Scan the data below and pick out the lines containing the word "Industrial".

(Collection entries)
⁂

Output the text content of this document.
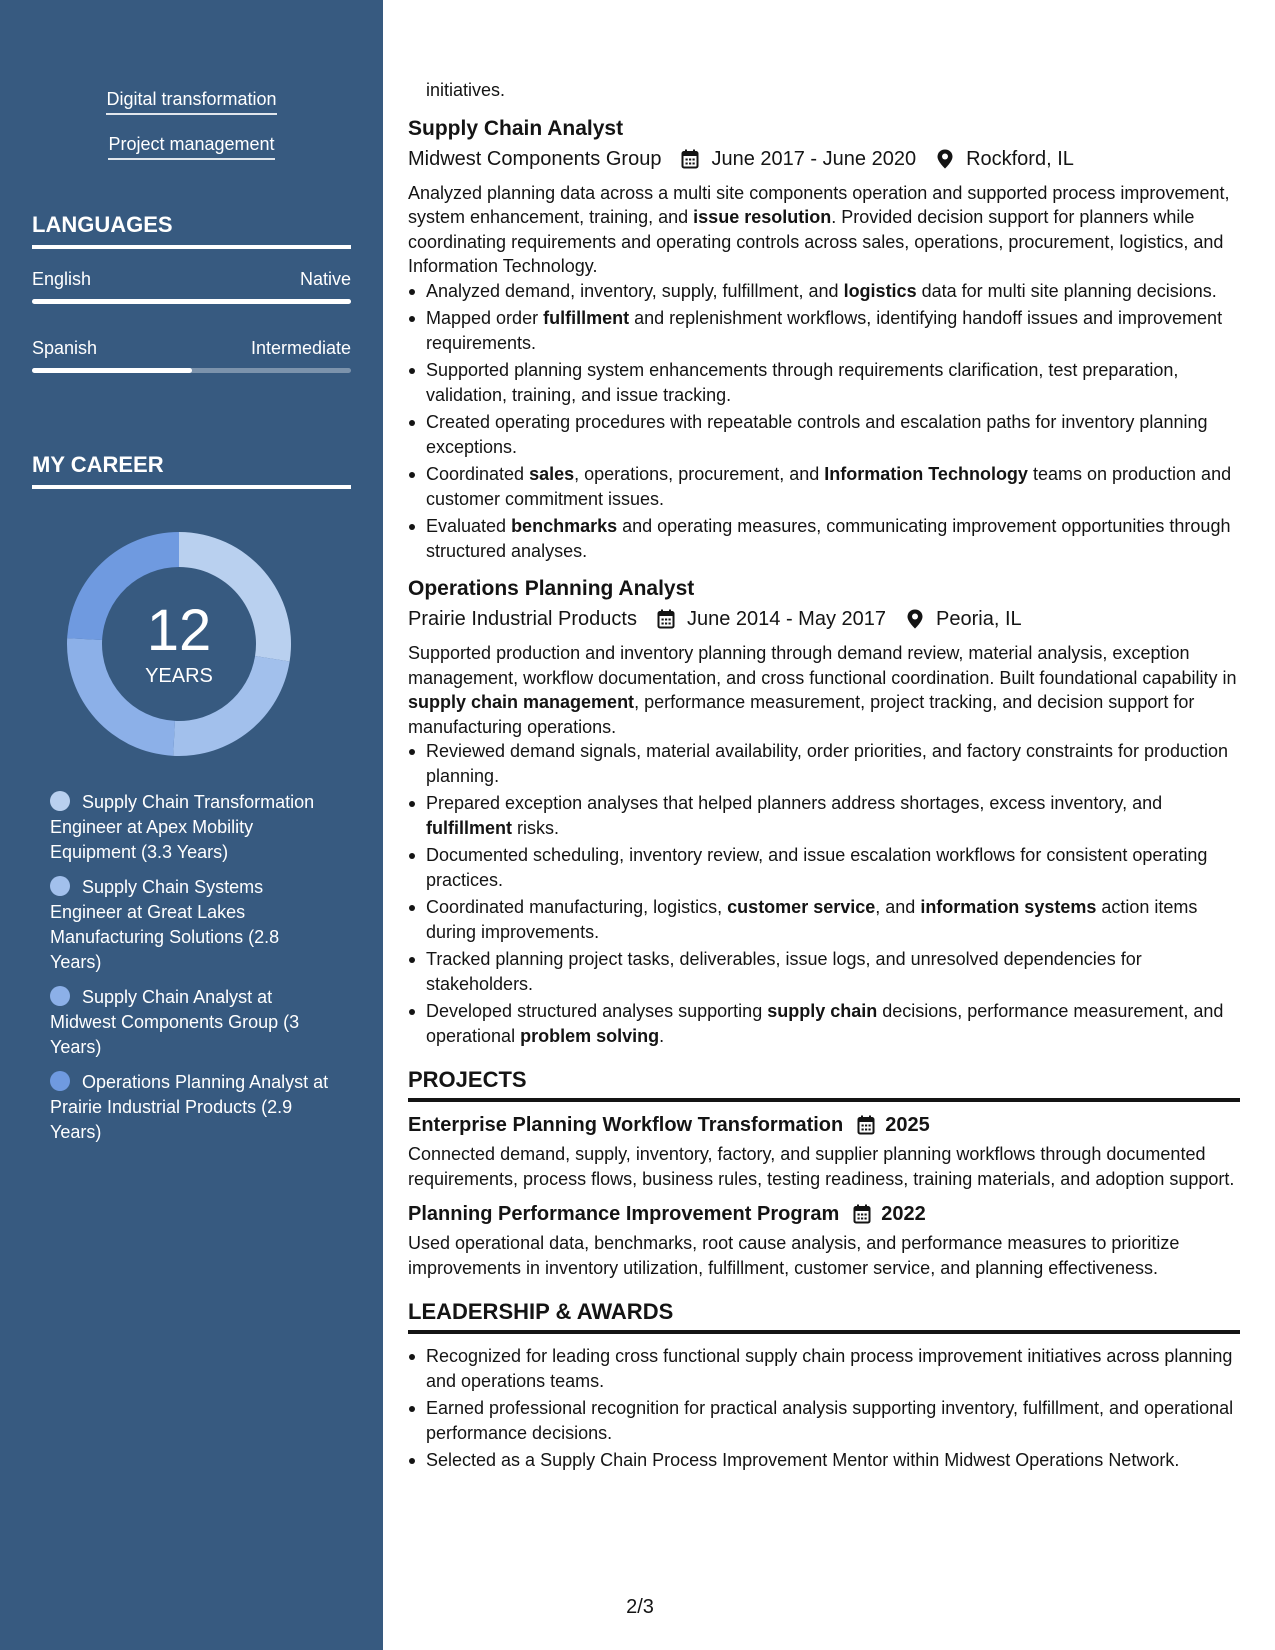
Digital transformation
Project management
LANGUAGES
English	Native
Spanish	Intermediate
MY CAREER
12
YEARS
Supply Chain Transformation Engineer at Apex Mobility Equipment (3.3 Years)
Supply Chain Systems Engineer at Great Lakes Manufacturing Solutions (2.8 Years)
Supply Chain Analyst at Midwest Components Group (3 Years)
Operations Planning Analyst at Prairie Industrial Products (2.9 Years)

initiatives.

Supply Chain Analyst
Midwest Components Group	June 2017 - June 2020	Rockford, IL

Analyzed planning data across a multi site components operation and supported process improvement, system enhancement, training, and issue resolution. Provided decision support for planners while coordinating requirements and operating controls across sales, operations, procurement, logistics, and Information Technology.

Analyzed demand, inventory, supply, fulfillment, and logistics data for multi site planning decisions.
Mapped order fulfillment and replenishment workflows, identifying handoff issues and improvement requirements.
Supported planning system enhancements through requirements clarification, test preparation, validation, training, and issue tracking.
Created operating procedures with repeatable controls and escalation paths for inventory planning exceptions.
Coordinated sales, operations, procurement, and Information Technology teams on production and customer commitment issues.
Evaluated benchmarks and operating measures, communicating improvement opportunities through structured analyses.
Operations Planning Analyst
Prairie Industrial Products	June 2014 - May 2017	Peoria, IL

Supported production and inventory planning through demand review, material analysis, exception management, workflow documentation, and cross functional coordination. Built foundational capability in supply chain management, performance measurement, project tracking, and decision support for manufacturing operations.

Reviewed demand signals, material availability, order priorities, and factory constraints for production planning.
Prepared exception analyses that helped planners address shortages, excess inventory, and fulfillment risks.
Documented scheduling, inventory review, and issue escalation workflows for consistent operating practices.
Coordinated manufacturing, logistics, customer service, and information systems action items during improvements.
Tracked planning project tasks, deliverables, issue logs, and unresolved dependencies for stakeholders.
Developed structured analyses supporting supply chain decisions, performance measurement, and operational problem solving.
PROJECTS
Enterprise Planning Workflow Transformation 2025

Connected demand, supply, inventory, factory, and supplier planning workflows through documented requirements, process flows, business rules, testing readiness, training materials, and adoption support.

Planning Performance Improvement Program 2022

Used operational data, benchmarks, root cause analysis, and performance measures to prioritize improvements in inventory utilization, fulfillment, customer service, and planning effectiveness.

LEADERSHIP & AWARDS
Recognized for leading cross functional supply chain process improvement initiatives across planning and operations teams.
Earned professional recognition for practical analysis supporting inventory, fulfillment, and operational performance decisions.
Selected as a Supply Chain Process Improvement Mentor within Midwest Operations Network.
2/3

⁂

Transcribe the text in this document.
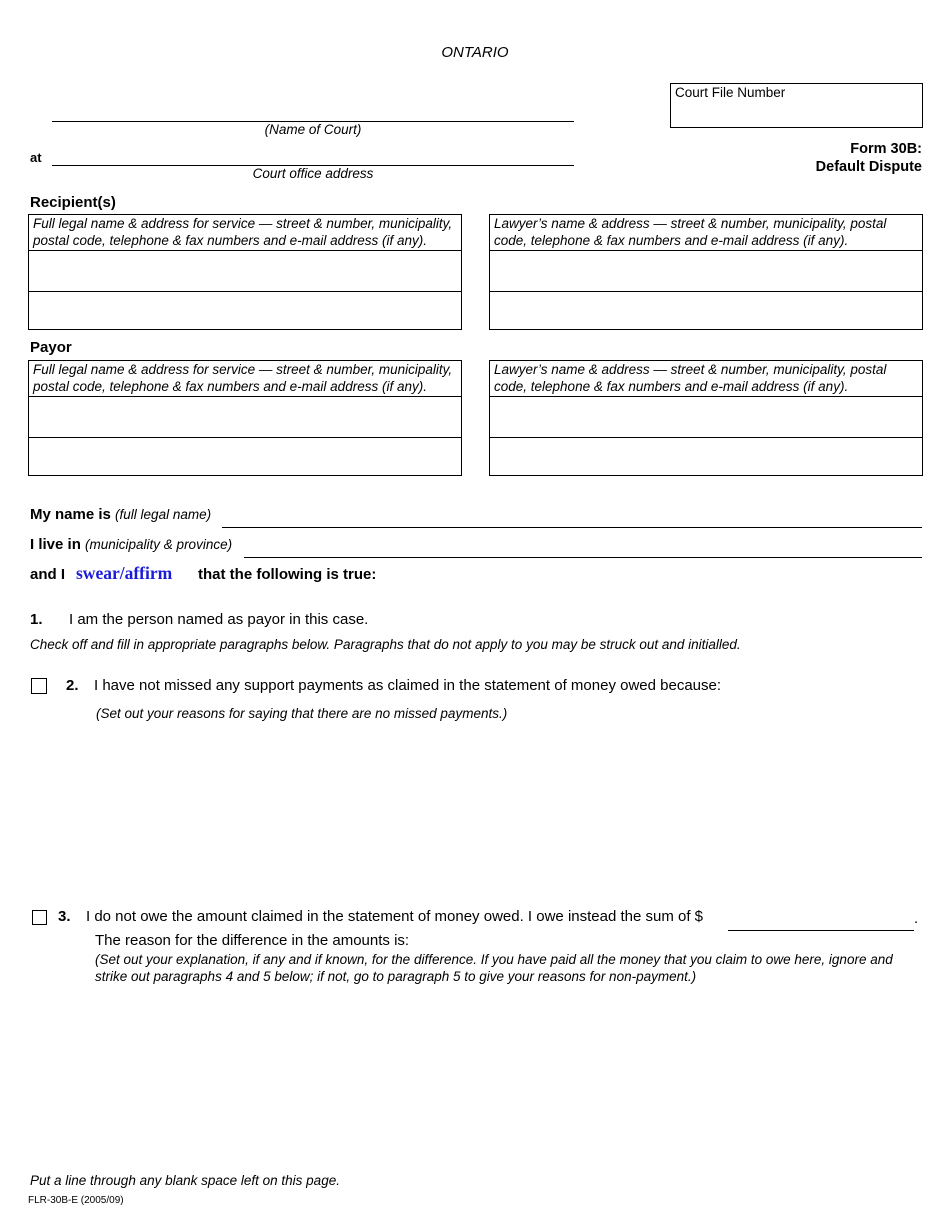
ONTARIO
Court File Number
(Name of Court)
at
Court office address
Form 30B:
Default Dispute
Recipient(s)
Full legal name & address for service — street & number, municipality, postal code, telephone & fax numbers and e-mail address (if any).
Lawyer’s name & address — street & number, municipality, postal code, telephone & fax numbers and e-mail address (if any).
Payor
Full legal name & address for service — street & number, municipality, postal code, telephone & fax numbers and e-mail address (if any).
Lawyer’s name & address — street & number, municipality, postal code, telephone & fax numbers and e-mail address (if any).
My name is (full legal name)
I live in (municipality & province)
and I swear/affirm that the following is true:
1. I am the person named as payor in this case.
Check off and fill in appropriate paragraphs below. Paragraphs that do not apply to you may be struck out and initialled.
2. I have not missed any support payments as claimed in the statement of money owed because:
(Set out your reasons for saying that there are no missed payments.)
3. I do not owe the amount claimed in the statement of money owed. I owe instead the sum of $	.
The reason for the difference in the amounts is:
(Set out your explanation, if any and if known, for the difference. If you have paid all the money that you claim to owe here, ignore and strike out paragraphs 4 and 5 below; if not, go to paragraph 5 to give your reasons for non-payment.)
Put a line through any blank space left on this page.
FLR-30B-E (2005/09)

⁂

▶ [Exercise solution]:
Operations Planning Analyst at Prairie Industrial Products (2.9 Years)
Prairie Industrial Products	June 2014 - May 2017	Peoria, IL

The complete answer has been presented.